This is on version 1.8.0. I don't recall seeing this behavior when I was
running 1.7.x.
On Fri, Aug 4, 2017 at 2:58 PM Bolke de Bruin <[email protected]> wrote:

> What version of airflow? From the top of my mind 1.8.X
>
> 1) we do use db locking
> 2) we check the state after we get the lock
> 3) I don't think the task sets a state if it finds out it is running
> somewhere else
>
> Maybe we do something at the executor/scheduler level. That I need to
> investigate if this issue is on a recent version.
>
> Bolke
>
> Sent from my iPhone
>
> > On 4 Aug 2017, at 19:24, George Leslie-Waksman 
> > <[email protected]>
> wrote:
> >
> > Pretty sure (not 100%) what is happening is:
> >
> >   1. Scheduler bugs result in task getting scheduled twice
> >   2. Worker 1 grabs task
> >   3. Worker 2 grabs task
> >   4. Worker 1 starts task
> >   5. Worker 2 starts task
> >   6. Worker 2 sees that Worker 1 has started and plans to abort
> >   7. Worker 1 finishes and marks task as done
> >   8. Worker 2 finishes aborting and marks task as not done
> >
> >
> >> On Fri, Jul 28, 2017 at 3:50 PM Marc Weil <[email protected]> wrote:
> >>
> >> Hey Max,
> >>
> >> Thanks for the suggestions. I believe it was a retry (I'm using remote
> >> logging so I can only check after the task completes), but the UI never
> >> reported it as such. The latest_heartbeat column is in the jobs table,
> and
> >> interestingly I do see some running jobs that haven't heartbeated for
> ~22
> >> minutes. They are LocalTaskJob instances with CeleryExecutor properly
> >> listed as the executory class. I can't really correlate these to a
> specific
> >> task instance, however, as there doesn't appear to be any key written to
> >> the jobs table (the dag_id column is all null, and there's no task_id
> >> column or anything).
> >>
> >> Any ideas on what could be making these tasks stop heartbeating
> regularly?
> >> That could explain why eventually (after an overnight period of time)
> >> everything is marked as finished in the Airflow UI: eventually these
> tasks
> >> do heartbeat again, but quite long after they are finished running.
> >>
> >> Thanks again!

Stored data
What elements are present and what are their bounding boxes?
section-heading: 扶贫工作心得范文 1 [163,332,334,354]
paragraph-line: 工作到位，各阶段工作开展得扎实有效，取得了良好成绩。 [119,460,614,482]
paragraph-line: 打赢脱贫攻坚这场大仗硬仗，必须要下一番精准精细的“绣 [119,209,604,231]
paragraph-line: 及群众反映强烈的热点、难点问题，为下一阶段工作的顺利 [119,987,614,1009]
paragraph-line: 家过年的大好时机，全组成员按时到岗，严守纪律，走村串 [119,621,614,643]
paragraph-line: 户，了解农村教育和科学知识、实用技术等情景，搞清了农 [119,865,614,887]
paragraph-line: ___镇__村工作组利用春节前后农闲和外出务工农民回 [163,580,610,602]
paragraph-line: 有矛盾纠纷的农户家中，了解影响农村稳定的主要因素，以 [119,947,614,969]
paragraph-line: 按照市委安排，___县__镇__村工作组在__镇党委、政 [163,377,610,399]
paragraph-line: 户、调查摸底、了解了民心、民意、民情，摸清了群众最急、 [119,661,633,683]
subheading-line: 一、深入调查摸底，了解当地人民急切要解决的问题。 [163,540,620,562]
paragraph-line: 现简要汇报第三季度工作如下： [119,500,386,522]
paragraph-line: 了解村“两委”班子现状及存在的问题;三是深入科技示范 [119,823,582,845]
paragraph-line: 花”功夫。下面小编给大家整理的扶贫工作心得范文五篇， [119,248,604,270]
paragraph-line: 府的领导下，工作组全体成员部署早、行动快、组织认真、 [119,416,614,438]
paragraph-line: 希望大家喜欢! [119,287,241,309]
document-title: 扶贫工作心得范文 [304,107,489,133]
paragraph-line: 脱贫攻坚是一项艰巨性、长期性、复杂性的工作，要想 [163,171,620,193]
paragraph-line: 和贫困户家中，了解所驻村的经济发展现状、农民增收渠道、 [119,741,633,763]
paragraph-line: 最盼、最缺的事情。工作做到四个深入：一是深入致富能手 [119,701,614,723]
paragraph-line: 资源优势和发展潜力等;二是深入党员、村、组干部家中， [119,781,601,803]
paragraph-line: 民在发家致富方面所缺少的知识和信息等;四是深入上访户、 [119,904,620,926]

Exercise task 1
Answer these questions about the Airflow thread:
(a) Which Airflow version is the person in the opening message running?
(b) In George Leslie-Waksman's numbered sequence, how does Worker 2 mark the task after it finishes aborting?
(c) According to Marc Weil, which column in the jobs table is all null?
Exercise task 2
Write the next part of the Airflow thread, starting after its final line.
The records stand apart from the Airflow thread and are separate material.

Final answer 1
(a) Version 1.8.0.
(b) As not done.
(c) The dag_id column.

Final answer 2
> >> ᐧ
> >>
> >> --
> >> Marc Weil | Lead Engineer | Growth Automation, Marketing, and
> Engagement |
> >> New Relic
> >>
> >> On Fri, Jul 28, 2017 at 3:15 PM, Maxime Beauchemin <
> >> [email protected]> wrote:
> >>
> >>> Are you sure there hasn't been a retry at that point? [One of] the
> >> expected
> >>> behavior is the one I described, where if a task finished without
> >> reporting
> >>> it's success [or failure], it will stay marked as RUNNING, but will
> fail
> >> to
> >>> emit a heartbeat (which is a timestamp updated in the task_instance
> table
> >>> as last_heartbeat or something).  The scheduler monitors for RUNNING
> >> tasks
> >>> without heartbeat and eventually will handle the failure (send emails,
> >> call
> >>> on_failure_callback, ...).
> >>>
> >>> Looking for heartbeat in the DB might give you some clues as to what is
> >>> going on.
> >>>
> >>> Also there have been versions where we'd occasionally see double
> >>> triggering, and double firing, which can be confusing. Then you can
> have
> >>> different processes reporting their status and debugging those issues
> can
> >>> be problematic. I think there's good prevention against that now, using
> >>> database transactions as the task instance sets itself as RUNNING. I'm
> >> not
> >>> sure if 1.8.0 is 100% clean from that regard.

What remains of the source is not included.